▶ **Problem to solve**: From the listing below, pull out all lines with "坑壁水平筋" in them.

▶ **Data shown**:
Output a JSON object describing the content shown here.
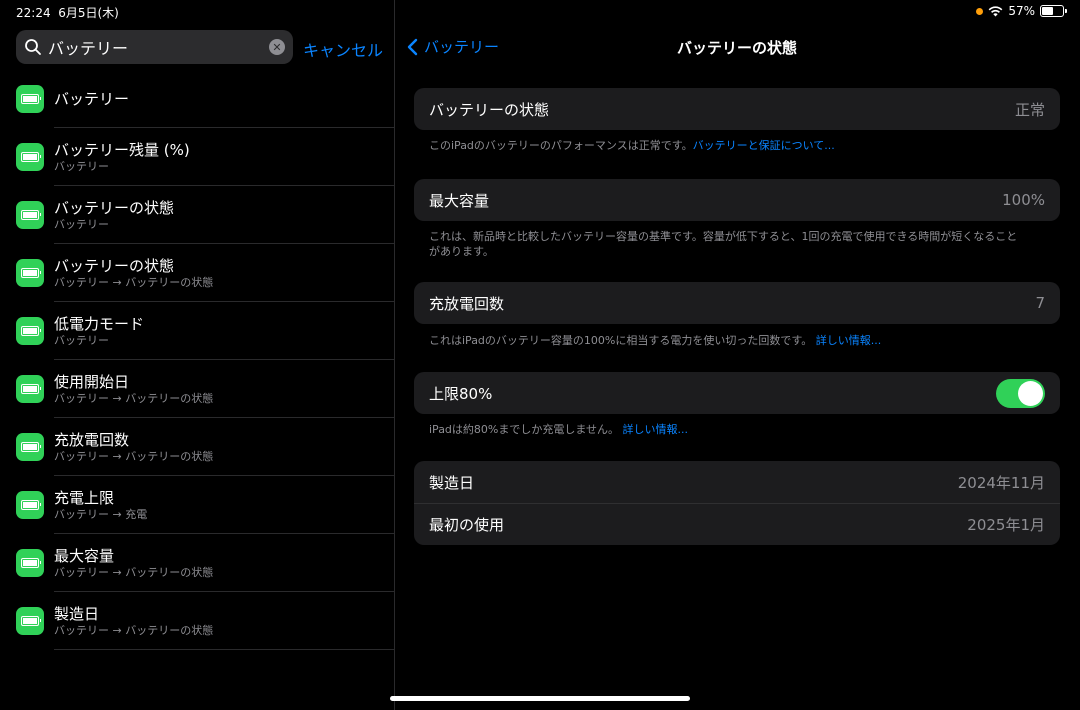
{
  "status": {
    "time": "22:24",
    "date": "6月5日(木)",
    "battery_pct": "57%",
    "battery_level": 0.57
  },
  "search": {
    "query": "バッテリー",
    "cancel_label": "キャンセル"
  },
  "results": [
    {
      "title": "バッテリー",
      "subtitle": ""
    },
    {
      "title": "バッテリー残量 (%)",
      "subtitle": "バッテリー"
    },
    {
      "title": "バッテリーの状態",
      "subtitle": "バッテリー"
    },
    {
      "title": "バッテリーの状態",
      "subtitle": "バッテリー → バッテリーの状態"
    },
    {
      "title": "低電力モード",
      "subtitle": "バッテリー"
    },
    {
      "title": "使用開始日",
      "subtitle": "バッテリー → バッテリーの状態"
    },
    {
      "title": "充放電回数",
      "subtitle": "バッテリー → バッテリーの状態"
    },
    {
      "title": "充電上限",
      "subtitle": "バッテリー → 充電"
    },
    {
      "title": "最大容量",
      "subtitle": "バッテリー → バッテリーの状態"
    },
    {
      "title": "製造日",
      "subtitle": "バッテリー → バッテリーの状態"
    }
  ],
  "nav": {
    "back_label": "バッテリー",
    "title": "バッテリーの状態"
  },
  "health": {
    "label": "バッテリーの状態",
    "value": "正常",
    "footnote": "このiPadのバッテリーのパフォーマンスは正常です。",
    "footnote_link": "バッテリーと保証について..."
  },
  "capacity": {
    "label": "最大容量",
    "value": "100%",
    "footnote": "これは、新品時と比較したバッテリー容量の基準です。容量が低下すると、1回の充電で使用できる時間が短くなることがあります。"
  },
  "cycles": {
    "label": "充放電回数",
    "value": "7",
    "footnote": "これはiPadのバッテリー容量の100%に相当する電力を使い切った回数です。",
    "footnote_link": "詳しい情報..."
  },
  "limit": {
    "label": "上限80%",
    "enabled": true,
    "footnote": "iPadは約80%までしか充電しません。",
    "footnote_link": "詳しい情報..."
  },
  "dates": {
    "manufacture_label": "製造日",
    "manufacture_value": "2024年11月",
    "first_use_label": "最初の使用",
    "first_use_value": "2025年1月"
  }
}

==

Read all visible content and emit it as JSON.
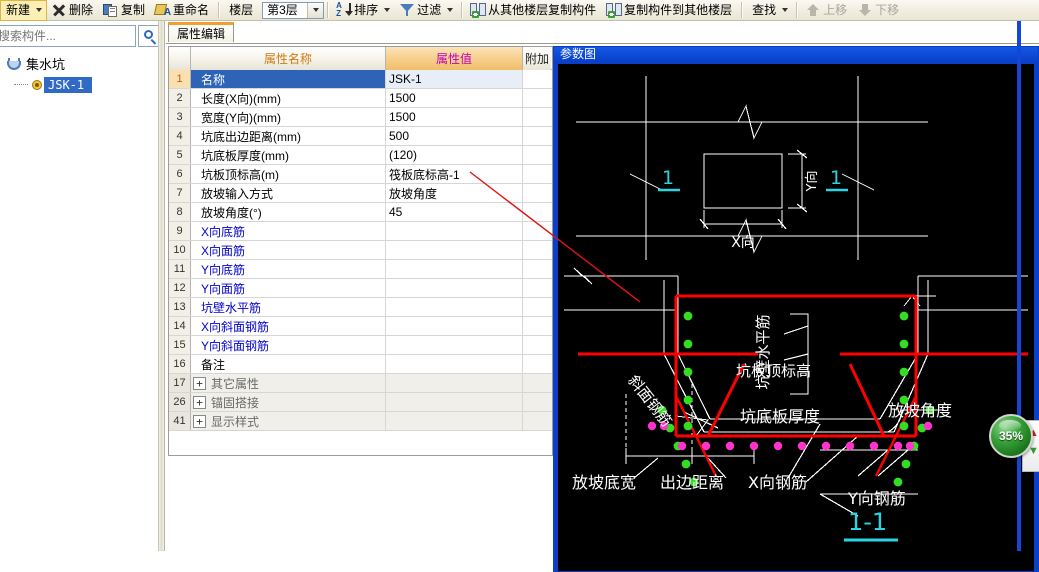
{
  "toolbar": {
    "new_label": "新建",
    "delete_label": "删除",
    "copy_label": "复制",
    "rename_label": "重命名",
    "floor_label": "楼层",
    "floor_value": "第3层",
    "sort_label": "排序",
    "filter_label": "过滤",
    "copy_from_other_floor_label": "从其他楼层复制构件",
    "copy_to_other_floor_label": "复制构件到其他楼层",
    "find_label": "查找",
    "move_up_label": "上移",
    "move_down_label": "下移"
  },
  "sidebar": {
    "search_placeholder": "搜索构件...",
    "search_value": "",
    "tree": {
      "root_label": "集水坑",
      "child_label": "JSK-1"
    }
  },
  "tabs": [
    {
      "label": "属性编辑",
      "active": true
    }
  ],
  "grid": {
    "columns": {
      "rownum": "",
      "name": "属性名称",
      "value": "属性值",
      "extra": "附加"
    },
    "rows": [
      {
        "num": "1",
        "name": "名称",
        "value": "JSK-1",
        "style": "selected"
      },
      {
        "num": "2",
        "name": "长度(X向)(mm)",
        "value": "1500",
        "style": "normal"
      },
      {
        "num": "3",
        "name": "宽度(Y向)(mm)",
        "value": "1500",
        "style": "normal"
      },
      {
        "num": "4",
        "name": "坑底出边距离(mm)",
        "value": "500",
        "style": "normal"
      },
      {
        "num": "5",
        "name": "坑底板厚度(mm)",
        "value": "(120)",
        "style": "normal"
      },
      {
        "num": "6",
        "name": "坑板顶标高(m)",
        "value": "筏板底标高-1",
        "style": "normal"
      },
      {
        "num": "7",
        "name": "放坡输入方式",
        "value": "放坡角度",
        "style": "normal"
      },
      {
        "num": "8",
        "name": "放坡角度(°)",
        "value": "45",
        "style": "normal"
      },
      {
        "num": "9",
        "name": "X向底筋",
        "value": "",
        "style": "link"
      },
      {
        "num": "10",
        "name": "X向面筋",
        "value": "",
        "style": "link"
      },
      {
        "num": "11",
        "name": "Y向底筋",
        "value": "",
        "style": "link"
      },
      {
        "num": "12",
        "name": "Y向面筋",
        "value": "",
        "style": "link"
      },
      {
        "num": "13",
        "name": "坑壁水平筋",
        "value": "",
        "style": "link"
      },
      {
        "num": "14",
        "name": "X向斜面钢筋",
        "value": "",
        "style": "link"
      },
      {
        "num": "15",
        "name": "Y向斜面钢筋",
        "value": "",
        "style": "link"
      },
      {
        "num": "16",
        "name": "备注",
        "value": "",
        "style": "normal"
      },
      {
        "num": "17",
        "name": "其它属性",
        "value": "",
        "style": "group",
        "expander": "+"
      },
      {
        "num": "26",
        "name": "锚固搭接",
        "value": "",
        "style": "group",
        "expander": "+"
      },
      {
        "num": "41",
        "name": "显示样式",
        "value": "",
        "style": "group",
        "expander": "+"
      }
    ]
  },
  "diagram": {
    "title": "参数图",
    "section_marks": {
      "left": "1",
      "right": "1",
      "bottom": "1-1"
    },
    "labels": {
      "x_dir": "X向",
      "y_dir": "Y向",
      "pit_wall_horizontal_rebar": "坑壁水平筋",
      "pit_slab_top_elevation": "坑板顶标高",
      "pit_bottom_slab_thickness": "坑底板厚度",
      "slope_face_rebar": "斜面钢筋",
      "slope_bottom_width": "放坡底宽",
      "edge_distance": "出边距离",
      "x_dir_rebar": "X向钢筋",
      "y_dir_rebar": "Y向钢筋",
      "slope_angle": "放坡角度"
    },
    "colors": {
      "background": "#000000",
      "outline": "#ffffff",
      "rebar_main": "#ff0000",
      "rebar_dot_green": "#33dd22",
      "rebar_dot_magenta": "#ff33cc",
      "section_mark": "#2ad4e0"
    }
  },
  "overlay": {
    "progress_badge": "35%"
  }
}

▶ **Result**:
        "name": "坑壁水平筋",
      "pit_wall_horizontal_rebar": "坑壁水平筋",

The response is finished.